GIVEN INFORMATION:
## BEGIN
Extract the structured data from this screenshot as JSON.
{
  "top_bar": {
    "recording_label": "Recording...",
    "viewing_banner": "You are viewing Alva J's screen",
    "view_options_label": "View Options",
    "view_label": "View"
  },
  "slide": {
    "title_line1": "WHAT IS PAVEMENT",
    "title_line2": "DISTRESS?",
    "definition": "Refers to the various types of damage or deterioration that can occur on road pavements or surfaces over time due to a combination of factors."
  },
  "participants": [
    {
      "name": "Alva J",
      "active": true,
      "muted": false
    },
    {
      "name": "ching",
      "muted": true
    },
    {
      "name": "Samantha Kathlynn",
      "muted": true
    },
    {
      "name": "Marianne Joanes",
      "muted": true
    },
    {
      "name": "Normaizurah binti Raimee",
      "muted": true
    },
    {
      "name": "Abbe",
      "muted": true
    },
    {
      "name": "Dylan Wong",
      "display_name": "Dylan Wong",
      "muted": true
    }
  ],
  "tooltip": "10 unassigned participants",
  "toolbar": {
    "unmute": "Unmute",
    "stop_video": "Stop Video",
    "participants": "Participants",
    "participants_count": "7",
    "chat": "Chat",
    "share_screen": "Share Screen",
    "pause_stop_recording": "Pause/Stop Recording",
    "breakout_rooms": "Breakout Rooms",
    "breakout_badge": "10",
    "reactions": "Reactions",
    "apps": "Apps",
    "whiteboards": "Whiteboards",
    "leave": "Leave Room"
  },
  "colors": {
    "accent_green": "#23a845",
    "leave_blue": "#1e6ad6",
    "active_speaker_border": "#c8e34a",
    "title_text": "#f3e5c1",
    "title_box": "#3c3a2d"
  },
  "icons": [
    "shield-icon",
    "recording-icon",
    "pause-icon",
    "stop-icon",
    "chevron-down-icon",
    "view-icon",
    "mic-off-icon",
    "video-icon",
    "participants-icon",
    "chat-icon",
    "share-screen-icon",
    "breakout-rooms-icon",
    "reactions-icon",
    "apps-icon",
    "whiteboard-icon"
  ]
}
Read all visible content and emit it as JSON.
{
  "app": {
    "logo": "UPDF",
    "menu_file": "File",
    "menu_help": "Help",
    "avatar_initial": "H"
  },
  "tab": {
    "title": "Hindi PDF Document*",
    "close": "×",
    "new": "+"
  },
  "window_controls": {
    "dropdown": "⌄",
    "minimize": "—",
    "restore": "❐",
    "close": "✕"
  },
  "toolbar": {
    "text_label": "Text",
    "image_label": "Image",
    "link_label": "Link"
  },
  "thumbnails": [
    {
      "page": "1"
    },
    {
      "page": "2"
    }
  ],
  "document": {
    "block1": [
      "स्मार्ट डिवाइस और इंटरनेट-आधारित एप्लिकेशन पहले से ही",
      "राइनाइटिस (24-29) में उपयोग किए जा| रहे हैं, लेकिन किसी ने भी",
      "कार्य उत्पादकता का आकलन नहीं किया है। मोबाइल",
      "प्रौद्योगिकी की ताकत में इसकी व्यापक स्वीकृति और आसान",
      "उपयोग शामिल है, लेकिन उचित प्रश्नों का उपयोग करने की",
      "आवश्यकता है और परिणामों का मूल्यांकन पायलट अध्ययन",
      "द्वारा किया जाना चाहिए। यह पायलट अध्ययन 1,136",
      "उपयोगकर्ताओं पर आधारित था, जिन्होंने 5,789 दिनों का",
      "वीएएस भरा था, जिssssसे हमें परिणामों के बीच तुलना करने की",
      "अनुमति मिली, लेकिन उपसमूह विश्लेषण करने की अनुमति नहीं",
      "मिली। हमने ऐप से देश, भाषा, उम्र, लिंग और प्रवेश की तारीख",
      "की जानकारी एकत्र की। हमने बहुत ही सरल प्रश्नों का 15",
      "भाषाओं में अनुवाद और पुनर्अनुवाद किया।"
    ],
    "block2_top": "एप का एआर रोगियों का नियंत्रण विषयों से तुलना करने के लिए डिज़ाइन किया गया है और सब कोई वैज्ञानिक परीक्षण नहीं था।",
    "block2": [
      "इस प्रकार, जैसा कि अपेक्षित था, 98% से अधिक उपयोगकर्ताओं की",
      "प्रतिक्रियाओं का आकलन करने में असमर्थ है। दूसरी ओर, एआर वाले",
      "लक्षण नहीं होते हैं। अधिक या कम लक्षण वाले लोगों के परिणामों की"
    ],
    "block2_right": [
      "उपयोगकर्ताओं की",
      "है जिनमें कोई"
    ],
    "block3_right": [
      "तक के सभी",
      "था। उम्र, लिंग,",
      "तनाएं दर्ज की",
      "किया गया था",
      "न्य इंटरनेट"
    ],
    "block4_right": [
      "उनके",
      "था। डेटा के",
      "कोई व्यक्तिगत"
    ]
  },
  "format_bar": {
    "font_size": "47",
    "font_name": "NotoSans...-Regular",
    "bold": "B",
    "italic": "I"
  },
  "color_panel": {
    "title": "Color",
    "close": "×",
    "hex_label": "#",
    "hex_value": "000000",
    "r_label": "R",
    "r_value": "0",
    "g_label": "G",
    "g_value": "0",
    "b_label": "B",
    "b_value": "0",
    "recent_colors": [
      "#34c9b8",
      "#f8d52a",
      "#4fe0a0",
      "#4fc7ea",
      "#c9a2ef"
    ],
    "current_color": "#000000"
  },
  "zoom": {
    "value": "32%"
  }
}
## END
SHORT TASK: Copy out the full set of records precisely, leaving nothing out.

REPLY:
Extract the structured data from this screenshot as JSON.
{
  "top_bar": {
    "recording_label": "Recording...",
    "viewing_banner": "You are viewing Alva J's screen",
    "view_options_label": "View Options",
    "view_label": "View"
  },
  "slide": {
    "title_line1": "WHAT IS PAVEMENT",
    "title_line2": "DISTRESS?",
    "definition": "Refers to the various types of damage or deterioration that can occur on road pavements or surfaces over time due to a combination of factors."
  },
  "participants": [
    {
      "name": "Alva J",
      "active": true,
      "muted": false
    },
    {
      "name": "ching",
      "muted": true
    },
    {
      "name": "Samantha Kathlynn",
      "muted": true
    },
    {
      "name": "Marianne Joanes",
      "muted": true
    },
    {
      "name": "Normaizurah binti Raimee",
      "muted": true
    },
    {
      "name": "Abbe",
      "muted": true
    },
    {
      "name": "Dylan Wong",
      "display_name": "Dylan Wong",
      "muted": true
    }
  ],
  "tooltip": "10 unassigned participants",
  "toolbar": {
    "unmute": "Unmute",
    "stop_video": "Stop Video",
    "participants": "Participants",
    "participants_count": "7",
    "chat": "Chat",
    "share_screen": "Share Screen",
    "pause_stop_recording": "Pause/Stop Recording",
    "breakout_rooms": "Breakout Rooms",
    "breakout_badge": "10",
    "reactions": "Reactions",
    "apps": "Apps",
    "whiteboards": "Whiteboards",
    "leave": "Leave Room"
  },
  "colors": {
    "accent_green": "#23a845",
    "leave_blue": "#1e6ad6",
    "active_speaker_border": "#c8e34a",
    "title_text": "#f3e5c1",
    "title_box": "#3c3a2d"
  },
  "icons": [
    "shield-icon",
    "recording-icon",
    "pause-icon",
    "stop-icon",
    "chevron-down-icon",
    "view-icon",
    "mic-off-icon",
    "video-icon",
    "participants-icon",
    "chat-icon",
    "share-screen-icon",
    "breakout-rooms-icon",
    "reactions-icon",
    "apps-icon",
    "whiteboard-icon"
  ]
}
Read all visible content and emit it as JSON.
{
  "app": {
    "logo": "UPDF",
    "menu_file": "File",
    "menu_help": "Help",
    "avatar_initial": "H"
  },
  "tab": {
    "title": "Hindi PDF Document*",
    "close": "×",
    "new": "+"
  },
  "window_controls": {
    "dropdown": "⌄",
    "minimize": "—",
    "restore": "❐",
    "close": "✕"
  },
  "toolbar": {
    "text_label": "Text",
    "image_label": "Image",
    "link_label": "Link"
  },
  "thumbnails": [
    {
      "page": "1"
    },
    {
      "page": "2"
    }
  ],
  "document": {
    "block1": [
      "स्मार्ट डिवाइस और इंटरनेट-आधारित एप्लिकेशन पहले से ही",
      "राइनाइटिस (24-29) में उपयोग किए जा| रहे हैं, लेकिन किसी ने भी",
      "कार्य उत्पादकता का आकलन नहीं किया है। मोबाइल",
      "प्रौद्योगिकी की ताकत में इसकी व्यापक स्वीकृति और आसान",
      "उपयोग शामिल है, लेकिन उचित प्रश्नों का उपयोग करने की",
      "आवश्यकता है और परिणामों का मूल्यांकन पायलट अध्ययन",
      "द्वारा किया जाना चाहिए। यह पायलट अध्ययन 1,136",
      "उपयोगकर्ताओं पर आधारित था, जिन्होंने 5,789 दिनों का",
      "वीएएस भरा था, जिssssसे हमें परिणामों के बीच तुलना करने की",
      "अनुमति मिली, लेकिन उपसमूह विश्लेषण करने की अनुमति नहीं",
      "मिली। हमने ऐप से देश, भाषा, उम्र, लिंग और प्रवेश की तारीख",
      "की जानकारी एकत्र की। हमने बहुत ही सरल प्रश्नों का 15",
      "भाषाओं में अनुवाद और पुनर्अनुवाद किया।"
    ],
    "block2_top": "एप का एआर रोगियों का नियंत्रण विषयों से तुलना करने के लिए डिज़ाइन किया गया है और सब कोई वैज्ञानिक परीक्षण नहीं था।",
    "block2": [
      "इस प्रकार, जैसा कि अपेक्षित था, 98% से अधिक उपयोगकर्ताओं की",
      "प्रतिक्रियाओं का आकलन करने में असमर्थ है। दूसरी ओर, एआर वाले",
      "लक्षण नहीं होते हैं। अधिक या कम लक्षण वाले लोगों के परिणामों की"
    ],
    "block2_right": [
      "उपयोगकर्ताओं की",
      "है जिनमें कोई"
    ],
    "block3_right": [
      "तक के सभी",
      "था। उम्र, लिंग,",
      "तनाएं दर्ज की",
      "किया गया था",
      "न्य इंटरनेट"
    ],
    "block4_right": [
      "उनके",
      "था। डेटा के",
      "कोई व्यक्तिगत"
    ]
  },
  "format_bar": {
    "font_size": "47",
    "font_name": "NotoSans...-Regular",
    "bold": "B",
    "italic": "I"
  },
  "color_panel": {
    "title": "Color",
    "close": "×",
    "hex_label": "#",
    "hex_value": "000000",
    "r_label": "R",
    "r_value": "0",
    "g_label": "G",
    "g_value": "0",
    "b_label": "B",
    "b_value": "0",
    "recent_colors": [
      "#34c9b8",
      "#f8d52a",
      "#4fe0a0",
      "#4fc7ea",
      "#c9a2ef"
    ],
    "current_color": "#000000"
  },
  "zoom": {
    "value": "32%"
  }
}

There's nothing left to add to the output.